▶ [SET EXERCISE] Search the records for the word "JSON" and report each line that has it.

Lines of data
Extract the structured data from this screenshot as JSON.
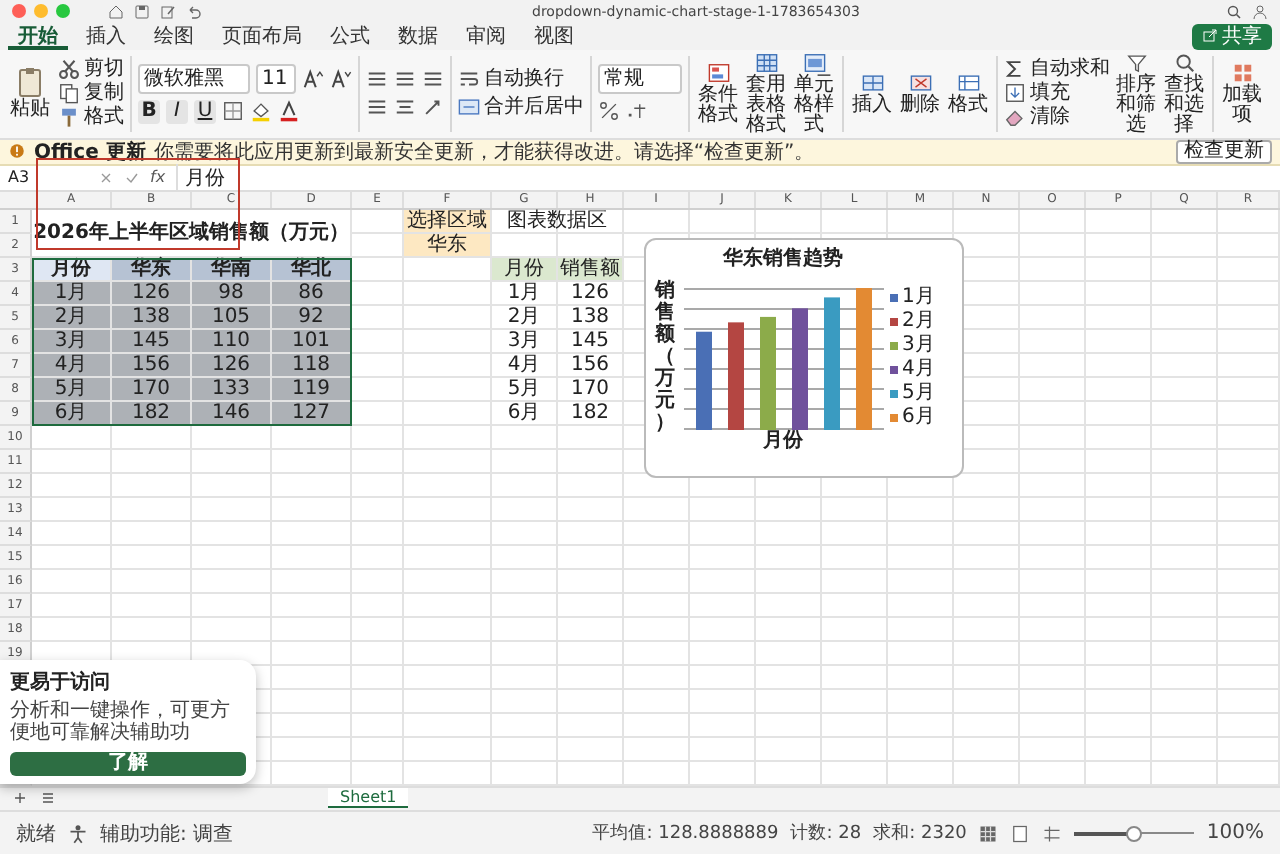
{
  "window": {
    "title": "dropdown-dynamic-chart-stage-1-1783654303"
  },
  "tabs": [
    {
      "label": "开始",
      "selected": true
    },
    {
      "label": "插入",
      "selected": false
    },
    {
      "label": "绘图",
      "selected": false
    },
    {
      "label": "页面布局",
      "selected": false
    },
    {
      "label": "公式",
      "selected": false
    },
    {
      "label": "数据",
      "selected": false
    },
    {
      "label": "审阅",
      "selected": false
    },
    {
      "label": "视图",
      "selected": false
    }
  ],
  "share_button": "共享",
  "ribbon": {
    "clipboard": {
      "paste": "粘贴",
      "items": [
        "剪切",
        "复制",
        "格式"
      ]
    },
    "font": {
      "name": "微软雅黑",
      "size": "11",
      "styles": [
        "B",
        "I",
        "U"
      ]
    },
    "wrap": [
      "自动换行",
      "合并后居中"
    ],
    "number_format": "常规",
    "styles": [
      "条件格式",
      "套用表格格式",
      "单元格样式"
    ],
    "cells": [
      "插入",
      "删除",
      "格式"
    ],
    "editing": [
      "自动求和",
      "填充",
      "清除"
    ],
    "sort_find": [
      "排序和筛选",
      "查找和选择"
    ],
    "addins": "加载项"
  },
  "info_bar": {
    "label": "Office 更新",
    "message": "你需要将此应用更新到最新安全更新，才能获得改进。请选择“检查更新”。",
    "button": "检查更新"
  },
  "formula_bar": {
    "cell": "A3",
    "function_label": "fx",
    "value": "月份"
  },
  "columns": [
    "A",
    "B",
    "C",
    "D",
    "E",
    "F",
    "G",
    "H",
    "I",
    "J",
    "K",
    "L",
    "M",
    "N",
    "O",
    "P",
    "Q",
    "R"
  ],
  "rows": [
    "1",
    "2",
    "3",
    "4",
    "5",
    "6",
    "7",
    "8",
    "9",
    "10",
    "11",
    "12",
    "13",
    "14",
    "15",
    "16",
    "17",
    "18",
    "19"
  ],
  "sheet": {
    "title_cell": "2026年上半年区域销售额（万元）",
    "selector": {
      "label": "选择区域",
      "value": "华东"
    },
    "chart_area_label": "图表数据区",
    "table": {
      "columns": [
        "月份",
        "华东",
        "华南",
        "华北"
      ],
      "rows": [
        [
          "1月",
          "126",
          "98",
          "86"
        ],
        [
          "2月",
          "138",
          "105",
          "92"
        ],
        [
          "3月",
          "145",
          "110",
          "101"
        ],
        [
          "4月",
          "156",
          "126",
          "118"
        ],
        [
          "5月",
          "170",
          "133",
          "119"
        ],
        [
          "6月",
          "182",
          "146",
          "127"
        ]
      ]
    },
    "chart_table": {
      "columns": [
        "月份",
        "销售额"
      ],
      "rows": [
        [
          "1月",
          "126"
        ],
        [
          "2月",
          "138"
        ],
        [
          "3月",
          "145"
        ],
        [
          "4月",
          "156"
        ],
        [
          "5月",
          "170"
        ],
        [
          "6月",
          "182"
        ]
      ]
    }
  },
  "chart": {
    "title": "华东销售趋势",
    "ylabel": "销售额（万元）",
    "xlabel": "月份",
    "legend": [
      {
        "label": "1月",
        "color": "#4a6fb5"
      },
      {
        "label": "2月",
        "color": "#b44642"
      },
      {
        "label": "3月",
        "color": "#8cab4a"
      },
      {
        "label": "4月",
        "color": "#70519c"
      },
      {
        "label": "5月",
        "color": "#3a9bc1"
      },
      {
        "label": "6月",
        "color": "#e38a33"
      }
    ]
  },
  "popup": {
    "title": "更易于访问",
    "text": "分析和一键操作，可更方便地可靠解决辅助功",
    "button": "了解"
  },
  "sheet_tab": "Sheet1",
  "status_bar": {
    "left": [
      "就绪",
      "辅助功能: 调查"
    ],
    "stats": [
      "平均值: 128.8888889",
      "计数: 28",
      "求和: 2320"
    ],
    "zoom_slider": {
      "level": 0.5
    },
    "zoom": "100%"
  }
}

--

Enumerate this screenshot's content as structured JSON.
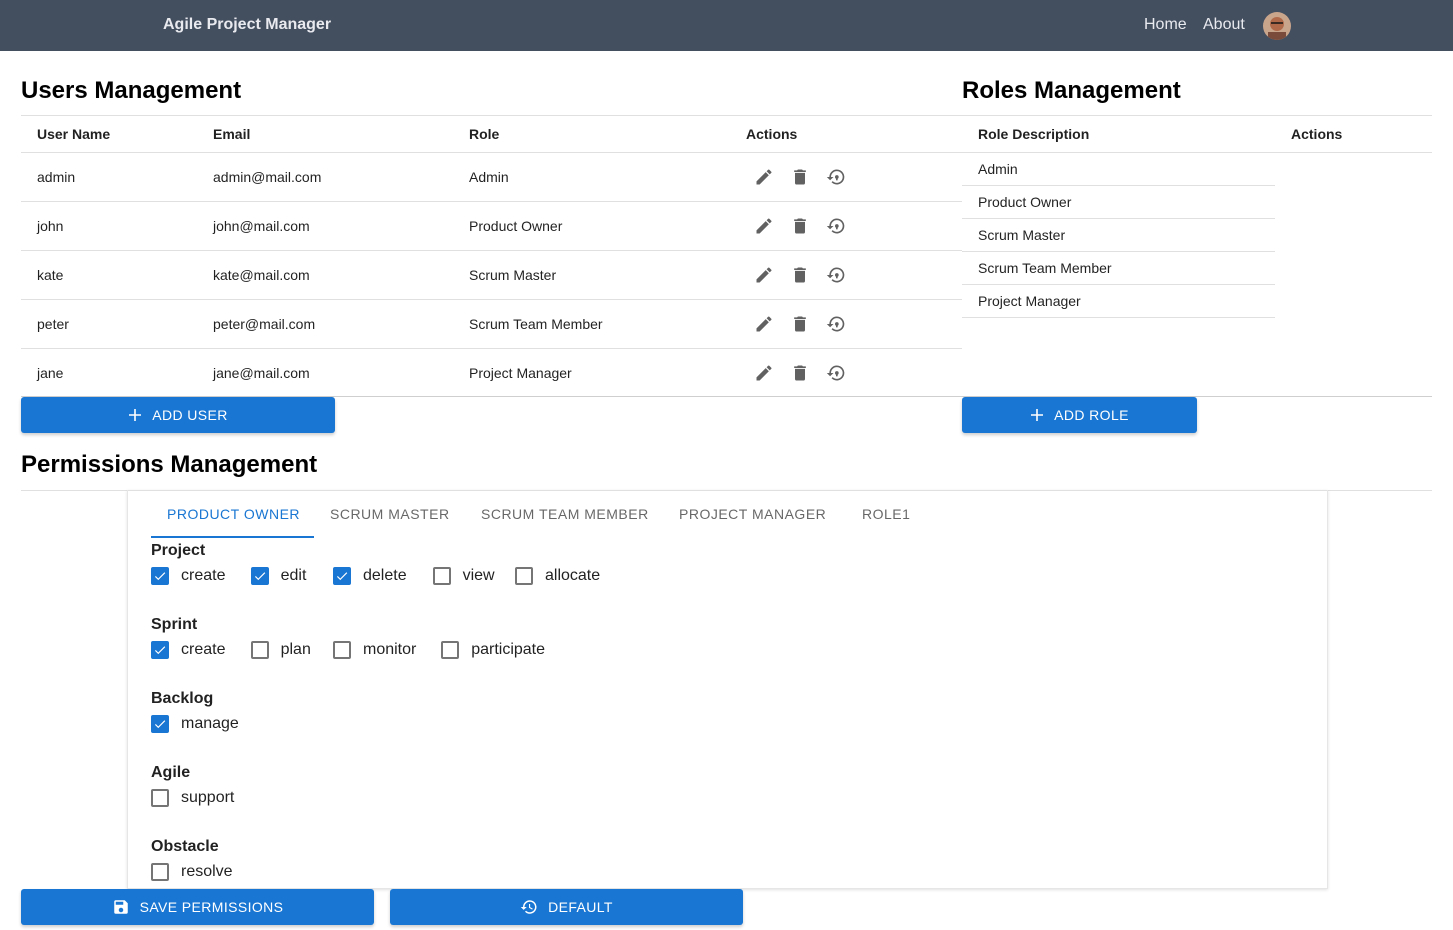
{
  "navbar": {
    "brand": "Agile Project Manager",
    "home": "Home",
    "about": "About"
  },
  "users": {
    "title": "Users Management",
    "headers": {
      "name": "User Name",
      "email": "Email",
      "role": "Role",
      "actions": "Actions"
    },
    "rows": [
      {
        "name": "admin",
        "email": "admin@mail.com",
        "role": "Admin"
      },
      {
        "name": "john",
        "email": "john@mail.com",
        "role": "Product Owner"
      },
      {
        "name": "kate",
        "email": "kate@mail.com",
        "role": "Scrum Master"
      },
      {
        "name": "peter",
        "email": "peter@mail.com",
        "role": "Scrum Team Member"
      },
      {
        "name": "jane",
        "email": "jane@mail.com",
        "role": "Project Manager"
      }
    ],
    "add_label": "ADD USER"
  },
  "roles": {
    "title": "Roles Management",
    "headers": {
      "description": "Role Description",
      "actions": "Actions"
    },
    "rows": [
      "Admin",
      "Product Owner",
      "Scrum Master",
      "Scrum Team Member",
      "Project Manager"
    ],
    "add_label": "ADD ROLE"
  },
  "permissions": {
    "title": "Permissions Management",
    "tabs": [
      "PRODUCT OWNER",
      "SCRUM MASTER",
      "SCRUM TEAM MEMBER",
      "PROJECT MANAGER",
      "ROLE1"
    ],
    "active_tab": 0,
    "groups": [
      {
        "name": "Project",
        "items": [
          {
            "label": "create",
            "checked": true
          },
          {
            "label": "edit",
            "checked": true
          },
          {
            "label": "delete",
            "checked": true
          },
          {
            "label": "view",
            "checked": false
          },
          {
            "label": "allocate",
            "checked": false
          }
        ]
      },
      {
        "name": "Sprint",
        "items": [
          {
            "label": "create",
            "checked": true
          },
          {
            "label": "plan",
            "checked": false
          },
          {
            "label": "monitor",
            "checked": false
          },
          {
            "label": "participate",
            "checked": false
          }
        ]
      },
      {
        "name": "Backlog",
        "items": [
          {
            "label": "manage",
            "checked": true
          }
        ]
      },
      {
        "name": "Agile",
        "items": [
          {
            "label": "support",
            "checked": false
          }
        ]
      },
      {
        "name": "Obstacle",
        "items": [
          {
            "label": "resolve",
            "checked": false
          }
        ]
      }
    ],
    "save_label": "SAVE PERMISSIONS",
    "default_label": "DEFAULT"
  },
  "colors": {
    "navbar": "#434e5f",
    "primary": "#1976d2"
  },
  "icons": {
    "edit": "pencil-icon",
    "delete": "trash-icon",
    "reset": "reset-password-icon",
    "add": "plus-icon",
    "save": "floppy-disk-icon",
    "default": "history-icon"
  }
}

▶ [EXPECTED OUTPUT]
Extract the structured data from this screenshot as JSON.
Enumerate this screenshot's content as structured JSON.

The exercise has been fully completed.